Task goal: Write out the listing beneath this instruction in its entirety, exactly as it reads.
::: Supplied entries
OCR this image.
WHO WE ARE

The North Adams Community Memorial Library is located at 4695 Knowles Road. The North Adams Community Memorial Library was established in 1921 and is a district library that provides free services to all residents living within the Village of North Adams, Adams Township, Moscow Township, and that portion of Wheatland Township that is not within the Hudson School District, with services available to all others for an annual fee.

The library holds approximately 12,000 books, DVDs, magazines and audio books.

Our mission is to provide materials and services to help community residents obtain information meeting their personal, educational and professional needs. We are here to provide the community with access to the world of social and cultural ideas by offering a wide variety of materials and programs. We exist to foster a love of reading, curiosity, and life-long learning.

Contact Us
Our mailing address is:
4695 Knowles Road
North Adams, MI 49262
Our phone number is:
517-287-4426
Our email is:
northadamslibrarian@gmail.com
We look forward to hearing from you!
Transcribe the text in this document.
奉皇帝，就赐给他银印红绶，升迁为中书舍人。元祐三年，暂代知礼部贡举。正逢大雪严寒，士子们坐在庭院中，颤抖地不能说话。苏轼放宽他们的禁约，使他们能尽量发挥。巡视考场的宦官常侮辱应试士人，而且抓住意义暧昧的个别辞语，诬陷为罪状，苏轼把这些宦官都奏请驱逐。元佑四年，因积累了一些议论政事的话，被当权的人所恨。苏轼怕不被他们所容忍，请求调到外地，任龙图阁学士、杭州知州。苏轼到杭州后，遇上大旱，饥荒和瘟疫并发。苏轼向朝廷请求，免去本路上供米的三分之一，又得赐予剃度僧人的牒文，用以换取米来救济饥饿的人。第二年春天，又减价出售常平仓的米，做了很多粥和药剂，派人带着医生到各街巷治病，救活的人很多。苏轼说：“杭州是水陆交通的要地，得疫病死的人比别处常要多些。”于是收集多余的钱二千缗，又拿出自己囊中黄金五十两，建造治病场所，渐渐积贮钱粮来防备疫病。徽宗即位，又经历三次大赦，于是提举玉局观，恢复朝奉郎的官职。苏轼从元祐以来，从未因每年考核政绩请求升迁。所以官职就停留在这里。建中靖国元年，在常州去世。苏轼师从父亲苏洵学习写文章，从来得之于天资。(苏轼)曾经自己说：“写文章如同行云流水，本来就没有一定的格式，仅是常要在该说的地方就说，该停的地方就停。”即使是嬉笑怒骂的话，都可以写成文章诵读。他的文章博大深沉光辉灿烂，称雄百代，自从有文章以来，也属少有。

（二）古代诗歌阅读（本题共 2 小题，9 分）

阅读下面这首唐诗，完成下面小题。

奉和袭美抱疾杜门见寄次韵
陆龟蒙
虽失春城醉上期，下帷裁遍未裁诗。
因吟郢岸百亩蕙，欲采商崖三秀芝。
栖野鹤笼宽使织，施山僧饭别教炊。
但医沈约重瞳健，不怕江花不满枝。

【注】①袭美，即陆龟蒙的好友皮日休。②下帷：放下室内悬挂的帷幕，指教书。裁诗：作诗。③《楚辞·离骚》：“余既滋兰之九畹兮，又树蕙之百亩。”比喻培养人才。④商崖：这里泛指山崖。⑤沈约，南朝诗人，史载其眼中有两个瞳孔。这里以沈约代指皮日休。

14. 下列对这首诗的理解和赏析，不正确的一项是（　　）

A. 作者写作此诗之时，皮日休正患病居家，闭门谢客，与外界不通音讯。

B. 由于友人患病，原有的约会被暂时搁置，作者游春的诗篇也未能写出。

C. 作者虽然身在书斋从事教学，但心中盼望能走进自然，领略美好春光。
::::::
Finished answer:
OCR this image.
WHO WE ARE

The North Adams Community Memorial Library is located at 4695 Knowles Road. The North Adams Community Memorial Library was established in 1921 and is a district library that provides free services to all residents living within the Village of North Adams, Adams Township, Moscow Township, and that portion of Wheatland Township that is not within the Hudson School District, with services available to all others for an annual fee.

The library holds approximately 12,000 books, DVDs, magazines and audio books.

Our mission is to provide materials and services to help community residents obtain information meeting their personal, educational and professional needs. We are here to provide the community with access to the world of social and cultural ideas by offering a wide variety of materials and programs. We exist to foster a love of reading, curiosity, and life-long learning.

Contact Us
Our mailing address is:
4695 Knowles Road
North Adams, MI 49262
Our phone number is:
517-287-4426
Our email is:
northadamslibrarian@gmail.com
We look forward to hearing from you!
Transcribe the text in this document.
奉皇帝，就赐给他银印红绶，升迁为中书舍人。元祐三年，暂代知礼部贡举。正逢大雪严寒，士子们坐在庭院中，颤抖地不能说话。苏轼放宽他们的禁约，使他们能尽量发挥。巡视考场的宦官常侮辱应试士人，而且抓住意义暧昧的个别辞语，诬陷为罪状，苏轼把这些宦官都奏请驱逐。元佑四年，因积累了一些议论政事的话，被当权的人所恨。苏轼怕不被他们所容忍，请求调到外地，任龙图阁学士、杭州知州。苏轼到杭州后，遇上大旱，饥荒和瘟疫并发。苏轼向朝廷请求，免去本路上供米的三分之一，又得赐予剃度僧人的牒文，用以换取米来救济饥饿的人。第二年春天，又减价出售常平仓的米，做了很多粥和药剂，派人带着医生到各街巷治病，救活的人很多。苏轼说：“杭州是水陆交通的要地，得疫病死的人比别处常要多些。”于是收集多余的钱二千缗，又拿出自己囊中黄金五十两，建造治病场所，渐渐积贮钱粮来防备疫病。徽宗即位，又经历三次大赦，于是提举玉局观，恢复朝奉郎的官职。苏轼从元祐以来，从未因每年考核政绩请求升迁。所以官职就停留在这里。建中靖国元年，在常州去世。苏轼师从父亲苏洵学习写文章，从来得之于天资。(苏轼)曾经自己说：“写文章如同行云流水，本来就没有一定的格式，仅是常要在该说的地方就说，该停的地方就停。”即使是嬉笑怒骂的话，都可以写成文章诵读。他的文章博大深沉光辉灿烂，称雄百代，自从有文章以来，也属少有。

（二）古代诗歌阅读（本题共 2 小题，9 分）

阅读下面这首唐诗，完成下面小题。

奉和袭美抱疾杜门见寄次韵
陆龟蒙
虽失春城醉上期，下帷裁遍未裁诗。
因吟郢岸百亩蕙，欲采商崖三秀芝。
栖野鹤笼宽使织，施山僧饭别教炊。
但医沈约重瞳健，不怕江花不满枝。

【注】①袭美，即陆龟蒙的好友皮日休。②下帷：放下室内悬挂的帷幕，指教书。裁诗：作诗。③《楚辞·离骚》：“余既滋兰之九畹兮，又树蕙之百亩。”比喻培养人才。④商崖：这里泛指山崖。⑤沈约，南朝诗人，史载其眼中有两个瞳孔。这里以沈约代指皮日休。

14. 下列对这首诗的理解和赏析，不正确的一项是（　　）

A. 作者写作此诗之时，皮日休正患病居家，闭门谢客，与外界不通音讯。

B. 由于友人患病，原有的约会被暂时搁置，作者游春的诗篇也未能写出。

C. 作者虽然身在书斋从事教学，但心中盼望能走进自然，领略美好春光。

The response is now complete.